| Study text |

>>>

In addition to warning one another about the wrong path, we sometimes need to course correct. If we’re constantly harping on problems without offering alternatives, we’re not much use at all. For pastors, the best way to direct people to a better way is to preach expositionally through the Bible. The danger in preaching topically is that we will preach what comes easiest to us—the sugary desserts that taste so good—and we will neglect the broccoli, the nutrition we need but perhaps seldom desire.

Training in Righteousness

Training in righteousness goes right along with correction. We need positive direction for Christian living. Thankfully, we have the Scriptures as our guide. Let them be your food! Let them be your map! You have all that is necessary in this book. “Let the word of Christ dwell in you richly,” as would a hearty, delicious meal (Col. 3:16).

3. Proclamation

The sufficiency of Scripture for God’s people then leads Paul to muster a grand charge to Timothy. This is Paul’s last letter, after all—and he knows it (2 Tim. 4:6). If you were writing a last letter to somebody, surely you would write what’s most pressing in your mind. So what does Paul say as he moves into the last section of his final letter?

I charge you in the presence of God and of Christ Jesus, who is to judge the living and the dead, and by his appearing and his kingdom: preach the word. (2 Tim. 4:1–2)

Scripture is sufficient not only to equip people and to lead them to salvation but also for building the church. You can raise a large crowd in many ways, but the church grows by God’s Word. Those who have been called to the privilege of preaching, therefore, have been called to a weighty task.

J. I. Packer wrote that Christian preaching is “the event of God bringing to an audience a Bible-based, Christ-related, life-impacting message of instruction and direction from himself through the words of a spokesperson.”1 When we use this as a standard, it becomes obvious that not every performance from behind a pulpit is true preaching.

Many churches are being brought up under knowledgeable orators who speak with emphasis but lack godly conviction. Too often, though, the preacher’s approach actually erodes the congregation’s expectation that God is about to speak through His Word. Their eyes and ears are focused on the instrument rather than the Master. There is no sense of the Holy Spirit’s arresting power. There is no experience of being cut to the heart and saying, “Brothers, what shall we do?” (Acts 2:37). For life-changing preaching to occur, both the people and the preacher must come prayerfully expectant to hear from God through the proclamation of His all-sufficient Word.

<<<

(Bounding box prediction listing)
>>>

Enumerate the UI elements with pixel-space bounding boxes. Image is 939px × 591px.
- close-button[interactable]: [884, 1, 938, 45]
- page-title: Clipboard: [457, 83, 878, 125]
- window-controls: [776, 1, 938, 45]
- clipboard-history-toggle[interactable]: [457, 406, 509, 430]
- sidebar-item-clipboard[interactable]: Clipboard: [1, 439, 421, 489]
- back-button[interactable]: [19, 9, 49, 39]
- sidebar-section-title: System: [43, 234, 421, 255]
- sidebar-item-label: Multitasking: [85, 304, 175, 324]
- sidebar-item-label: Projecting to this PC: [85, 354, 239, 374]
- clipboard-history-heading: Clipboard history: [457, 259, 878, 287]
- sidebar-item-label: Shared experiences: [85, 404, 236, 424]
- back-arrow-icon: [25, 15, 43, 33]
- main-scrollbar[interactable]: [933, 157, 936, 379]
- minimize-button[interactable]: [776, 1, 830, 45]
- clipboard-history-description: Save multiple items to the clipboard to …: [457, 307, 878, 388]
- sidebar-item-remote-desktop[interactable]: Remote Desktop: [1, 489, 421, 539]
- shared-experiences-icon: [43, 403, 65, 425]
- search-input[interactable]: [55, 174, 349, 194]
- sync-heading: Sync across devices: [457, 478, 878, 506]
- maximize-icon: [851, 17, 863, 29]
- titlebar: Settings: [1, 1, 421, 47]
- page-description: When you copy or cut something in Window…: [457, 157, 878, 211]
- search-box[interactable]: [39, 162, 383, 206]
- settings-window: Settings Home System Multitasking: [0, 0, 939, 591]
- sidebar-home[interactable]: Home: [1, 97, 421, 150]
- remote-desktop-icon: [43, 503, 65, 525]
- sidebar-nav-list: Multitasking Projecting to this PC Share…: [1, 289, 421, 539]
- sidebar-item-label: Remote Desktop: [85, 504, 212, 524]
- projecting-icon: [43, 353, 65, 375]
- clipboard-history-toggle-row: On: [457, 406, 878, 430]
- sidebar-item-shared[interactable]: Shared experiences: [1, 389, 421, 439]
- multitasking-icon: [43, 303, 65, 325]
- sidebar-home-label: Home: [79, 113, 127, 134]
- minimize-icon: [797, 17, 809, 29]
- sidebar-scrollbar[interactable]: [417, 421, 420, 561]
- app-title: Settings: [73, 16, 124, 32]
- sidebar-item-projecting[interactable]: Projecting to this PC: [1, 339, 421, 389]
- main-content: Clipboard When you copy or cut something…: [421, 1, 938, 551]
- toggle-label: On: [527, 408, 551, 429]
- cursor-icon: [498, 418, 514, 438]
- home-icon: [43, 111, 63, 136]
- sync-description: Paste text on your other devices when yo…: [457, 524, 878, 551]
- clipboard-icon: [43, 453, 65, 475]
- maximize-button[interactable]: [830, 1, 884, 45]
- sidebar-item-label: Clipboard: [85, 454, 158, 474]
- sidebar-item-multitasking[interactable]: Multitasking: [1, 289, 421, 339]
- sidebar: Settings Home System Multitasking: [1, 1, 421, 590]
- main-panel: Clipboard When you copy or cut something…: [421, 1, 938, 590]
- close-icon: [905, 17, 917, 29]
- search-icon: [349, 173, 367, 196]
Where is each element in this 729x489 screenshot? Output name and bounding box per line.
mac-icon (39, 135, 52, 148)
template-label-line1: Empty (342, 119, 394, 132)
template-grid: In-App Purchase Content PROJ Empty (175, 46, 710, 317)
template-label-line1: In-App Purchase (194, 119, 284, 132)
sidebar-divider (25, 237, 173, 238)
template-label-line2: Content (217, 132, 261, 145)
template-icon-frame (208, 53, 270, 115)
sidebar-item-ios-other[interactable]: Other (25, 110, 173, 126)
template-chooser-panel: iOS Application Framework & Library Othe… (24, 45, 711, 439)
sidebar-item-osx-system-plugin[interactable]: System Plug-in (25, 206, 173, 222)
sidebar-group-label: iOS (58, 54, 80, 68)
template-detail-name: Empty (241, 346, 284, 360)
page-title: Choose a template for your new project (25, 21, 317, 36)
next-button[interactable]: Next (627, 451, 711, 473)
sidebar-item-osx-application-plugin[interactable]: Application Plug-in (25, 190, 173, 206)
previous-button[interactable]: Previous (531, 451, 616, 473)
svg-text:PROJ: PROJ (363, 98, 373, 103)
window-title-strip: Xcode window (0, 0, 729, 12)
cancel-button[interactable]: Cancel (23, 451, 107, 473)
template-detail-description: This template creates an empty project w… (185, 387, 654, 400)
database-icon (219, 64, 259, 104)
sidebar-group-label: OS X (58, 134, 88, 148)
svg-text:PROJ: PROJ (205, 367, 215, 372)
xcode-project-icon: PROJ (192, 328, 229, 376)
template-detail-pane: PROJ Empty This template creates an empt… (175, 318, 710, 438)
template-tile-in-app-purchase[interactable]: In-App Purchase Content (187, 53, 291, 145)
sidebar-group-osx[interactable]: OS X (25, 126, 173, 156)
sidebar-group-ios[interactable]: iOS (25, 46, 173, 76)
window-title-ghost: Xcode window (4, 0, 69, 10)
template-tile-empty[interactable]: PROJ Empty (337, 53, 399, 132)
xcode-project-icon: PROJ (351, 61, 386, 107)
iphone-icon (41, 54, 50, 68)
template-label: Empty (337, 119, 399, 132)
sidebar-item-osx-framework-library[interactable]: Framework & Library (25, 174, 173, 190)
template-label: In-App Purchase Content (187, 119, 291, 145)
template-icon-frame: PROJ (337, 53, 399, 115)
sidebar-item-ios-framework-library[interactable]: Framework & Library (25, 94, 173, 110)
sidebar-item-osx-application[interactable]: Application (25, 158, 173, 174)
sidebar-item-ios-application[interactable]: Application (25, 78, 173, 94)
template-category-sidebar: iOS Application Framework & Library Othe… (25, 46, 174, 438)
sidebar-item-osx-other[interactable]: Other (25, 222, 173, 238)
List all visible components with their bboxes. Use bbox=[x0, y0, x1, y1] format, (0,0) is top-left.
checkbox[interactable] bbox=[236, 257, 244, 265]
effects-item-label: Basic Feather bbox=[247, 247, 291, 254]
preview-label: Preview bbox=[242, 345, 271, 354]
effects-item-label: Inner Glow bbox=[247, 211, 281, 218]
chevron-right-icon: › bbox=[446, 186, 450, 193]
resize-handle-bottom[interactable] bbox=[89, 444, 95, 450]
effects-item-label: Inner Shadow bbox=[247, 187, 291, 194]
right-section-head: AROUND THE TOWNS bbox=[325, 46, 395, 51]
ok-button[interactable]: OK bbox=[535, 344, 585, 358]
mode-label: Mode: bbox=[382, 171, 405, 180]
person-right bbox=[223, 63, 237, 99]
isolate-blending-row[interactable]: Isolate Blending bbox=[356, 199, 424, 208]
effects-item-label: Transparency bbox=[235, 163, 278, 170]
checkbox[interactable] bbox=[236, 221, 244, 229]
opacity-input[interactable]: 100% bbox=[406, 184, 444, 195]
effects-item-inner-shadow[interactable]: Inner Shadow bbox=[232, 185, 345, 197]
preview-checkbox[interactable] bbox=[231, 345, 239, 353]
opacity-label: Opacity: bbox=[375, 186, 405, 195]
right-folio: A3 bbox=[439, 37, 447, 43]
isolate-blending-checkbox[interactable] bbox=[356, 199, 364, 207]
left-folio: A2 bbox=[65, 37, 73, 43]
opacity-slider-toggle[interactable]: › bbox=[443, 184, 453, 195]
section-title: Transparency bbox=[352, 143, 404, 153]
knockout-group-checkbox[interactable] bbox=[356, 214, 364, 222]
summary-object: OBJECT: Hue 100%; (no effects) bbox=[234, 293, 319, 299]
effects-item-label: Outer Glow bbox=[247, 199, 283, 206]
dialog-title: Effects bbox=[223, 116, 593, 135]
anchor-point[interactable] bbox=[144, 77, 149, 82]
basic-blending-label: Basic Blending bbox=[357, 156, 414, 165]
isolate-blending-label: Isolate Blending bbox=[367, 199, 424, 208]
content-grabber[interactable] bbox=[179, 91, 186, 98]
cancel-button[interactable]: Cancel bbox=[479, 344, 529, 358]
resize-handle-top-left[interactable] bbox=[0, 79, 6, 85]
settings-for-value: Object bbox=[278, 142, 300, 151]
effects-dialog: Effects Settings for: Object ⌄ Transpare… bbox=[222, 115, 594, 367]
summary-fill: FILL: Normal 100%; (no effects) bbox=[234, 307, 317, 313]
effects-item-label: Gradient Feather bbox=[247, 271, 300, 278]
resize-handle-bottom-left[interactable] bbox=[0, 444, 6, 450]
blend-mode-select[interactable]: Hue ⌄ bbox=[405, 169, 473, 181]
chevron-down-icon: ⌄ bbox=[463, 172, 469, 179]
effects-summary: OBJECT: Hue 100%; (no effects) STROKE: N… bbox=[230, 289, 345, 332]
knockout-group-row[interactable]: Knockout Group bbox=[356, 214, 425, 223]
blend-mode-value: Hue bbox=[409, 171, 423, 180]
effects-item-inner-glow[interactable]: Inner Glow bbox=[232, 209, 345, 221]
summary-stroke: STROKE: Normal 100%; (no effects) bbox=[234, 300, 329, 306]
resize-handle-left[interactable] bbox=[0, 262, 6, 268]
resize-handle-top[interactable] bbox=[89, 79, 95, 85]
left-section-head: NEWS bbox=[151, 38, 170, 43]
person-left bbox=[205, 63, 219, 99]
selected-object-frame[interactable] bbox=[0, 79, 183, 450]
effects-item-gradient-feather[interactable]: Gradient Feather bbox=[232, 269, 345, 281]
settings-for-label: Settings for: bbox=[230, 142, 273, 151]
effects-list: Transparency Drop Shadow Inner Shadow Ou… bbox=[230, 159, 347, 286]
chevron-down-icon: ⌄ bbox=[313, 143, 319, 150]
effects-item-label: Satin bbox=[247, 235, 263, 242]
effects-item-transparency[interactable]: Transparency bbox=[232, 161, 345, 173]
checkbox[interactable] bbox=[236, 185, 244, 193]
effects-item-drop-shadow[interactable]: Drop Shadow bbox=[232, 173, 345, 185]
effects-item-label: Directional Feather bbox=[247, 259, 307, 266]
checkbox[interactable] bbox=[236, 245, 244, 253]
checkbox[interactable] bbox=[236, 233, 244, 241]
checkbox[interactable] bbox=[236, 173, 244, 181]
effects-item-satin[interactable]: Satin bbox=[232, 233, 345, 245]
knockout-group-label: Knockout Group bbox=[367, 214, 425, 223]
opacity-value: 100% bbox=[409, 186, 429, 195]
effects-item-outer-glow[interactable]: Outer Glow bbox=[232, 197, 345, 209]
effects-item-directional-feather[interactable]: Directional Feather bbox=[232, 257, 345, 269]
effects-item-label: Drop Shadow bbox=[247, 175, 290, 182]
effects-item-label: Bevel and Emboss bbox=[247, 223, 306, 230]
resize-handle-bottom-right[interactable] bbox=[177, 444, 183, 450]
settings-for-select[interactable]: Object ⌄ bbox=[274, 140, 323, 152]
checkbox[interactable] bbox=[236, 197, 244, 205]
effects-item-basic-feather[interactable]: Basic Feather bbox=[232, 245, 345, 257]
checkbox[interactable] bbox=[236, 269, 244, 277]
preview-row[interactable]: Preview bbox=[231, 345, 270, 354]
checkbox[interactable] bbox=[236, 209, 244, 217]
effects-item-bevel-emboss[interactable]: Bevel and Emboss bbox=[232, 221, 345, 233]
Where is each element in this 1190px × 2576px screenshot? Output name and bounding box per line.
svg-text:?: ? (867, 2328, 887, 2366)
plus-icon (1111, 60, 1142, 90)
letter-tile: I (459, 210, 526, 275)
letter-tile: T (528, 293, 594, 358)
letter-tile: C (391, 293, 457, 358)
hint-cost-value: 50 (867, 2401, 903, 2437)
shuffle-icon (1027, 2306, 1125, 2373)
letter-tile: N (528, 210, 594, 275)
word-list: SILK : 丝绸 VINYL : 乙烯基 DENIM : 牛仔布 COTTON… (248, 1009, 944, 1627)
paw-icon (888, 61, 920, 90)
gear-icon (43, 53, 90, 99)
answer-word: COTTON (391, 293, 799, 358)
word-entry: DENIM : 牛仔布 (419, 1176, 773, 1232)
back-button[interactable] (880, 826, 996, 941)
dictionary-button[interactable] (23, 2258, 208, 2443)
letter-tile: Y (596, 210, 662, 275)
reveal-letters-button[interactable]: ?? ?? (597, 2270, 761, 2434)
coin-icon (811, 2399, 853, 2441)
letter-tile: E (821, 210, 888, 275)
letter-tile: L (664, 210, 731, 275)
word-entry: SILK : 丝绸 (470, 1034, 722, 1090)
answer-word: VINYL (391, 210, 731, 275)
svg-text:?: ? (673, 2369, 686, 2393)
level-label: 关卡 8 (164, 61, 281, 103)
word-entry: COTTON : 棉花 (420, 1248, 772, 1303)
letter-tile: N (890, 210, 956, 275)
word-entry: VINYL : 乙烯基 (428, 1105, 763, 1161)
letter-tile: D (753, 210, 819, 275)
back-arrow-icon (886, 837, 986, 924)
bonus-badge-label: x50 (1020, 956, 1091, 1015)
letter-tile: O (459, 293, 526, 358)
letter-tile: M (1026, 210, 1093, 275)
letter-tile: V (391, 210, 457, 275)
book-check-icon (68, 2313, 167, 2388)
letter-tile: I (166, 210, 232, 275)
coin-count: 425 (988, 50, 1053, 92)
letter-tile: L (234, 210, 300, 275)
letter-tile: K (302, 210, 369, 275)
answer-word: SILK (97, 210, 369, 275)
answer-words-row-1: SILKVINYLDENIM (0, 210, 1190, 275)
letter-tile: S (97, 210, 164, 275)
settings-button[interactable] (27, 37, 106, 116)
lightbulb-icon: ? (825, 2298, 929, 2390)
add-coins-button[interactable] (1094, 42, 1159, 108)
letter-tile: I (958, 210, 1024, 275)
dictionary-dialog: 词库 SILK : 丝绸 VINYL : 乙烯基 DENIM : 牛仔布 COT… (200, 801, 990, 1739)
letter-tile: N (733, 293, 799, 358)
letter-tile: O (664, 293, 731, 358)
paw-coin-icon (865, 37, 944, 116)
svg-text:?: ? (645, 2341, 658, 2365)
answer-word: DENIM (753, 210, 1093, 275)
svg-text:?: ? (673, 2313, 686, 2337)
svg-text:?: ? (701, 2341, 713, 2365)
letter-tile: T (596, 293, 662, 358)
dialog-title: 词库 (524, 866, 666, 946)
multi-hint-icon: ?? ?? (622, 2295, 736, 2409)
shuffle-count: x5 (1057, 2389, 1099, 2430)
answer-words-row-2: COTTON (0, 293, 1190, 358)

<<<

| Explore the material |
1) In the passage on preaching, rewrite everything from "I charge you" down to "a weighty task.", substituting "congregation" for "church".
2) Answer these questions about the passage on preaching:
(a) What does it name as the best way for pastors to direct people to a better way?
(b) Who is quoted defining Christian preaching?
(c) What words does it quote from Acts 2:37?

| Response list |
1)
I charge you in the presence of God and of Christ Jesus, who is to judge the living and the dead, and by his appearing and his kingdom: preach the word. (2 Tim. 4:1–2)

Scripture is sufficient not only to equip people and to lead them to salvation but also for building the congregation. You can raise a large crowd in many ways, but the congregation grows by God’s Word. Those who have been called to the privilege of preaching, therefore, have been called to a weighty task.

2)
(a) To preach expositionally through the Bible.
(b) J. I. Packer.
(c) "Brothers, what shall we do?"